Exercise task:
The entries below are to be repeated exactly as they stand.

□ □ □ □

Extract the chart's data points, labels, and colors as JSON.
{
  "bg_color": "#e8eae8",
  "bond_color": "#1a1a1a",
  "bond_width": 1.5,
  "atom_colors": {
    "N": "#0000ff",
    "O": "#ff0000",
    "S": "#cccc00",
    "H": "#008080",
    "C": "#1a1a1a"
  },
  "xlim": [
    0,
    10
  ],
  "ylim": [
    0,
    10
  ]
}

□ □ □ □

Exercise output:
Extract the chart's data points, labels, and colors as JSON.
{
  "bg_color": "#e8eae8",
  "bond_color": "#1a1a1a",
  "bond_width": 1.5,
  "atom_colors": {
    "N": "#0000ff",
    "O": "#ff0000",
    "S": "#cccc00",
    "H": "#008080",
    "C": "#1a1a1a"
  },
  "xlim": [
    0,
    10
  ],
  "ylim": [
    0,
    10
  ]
}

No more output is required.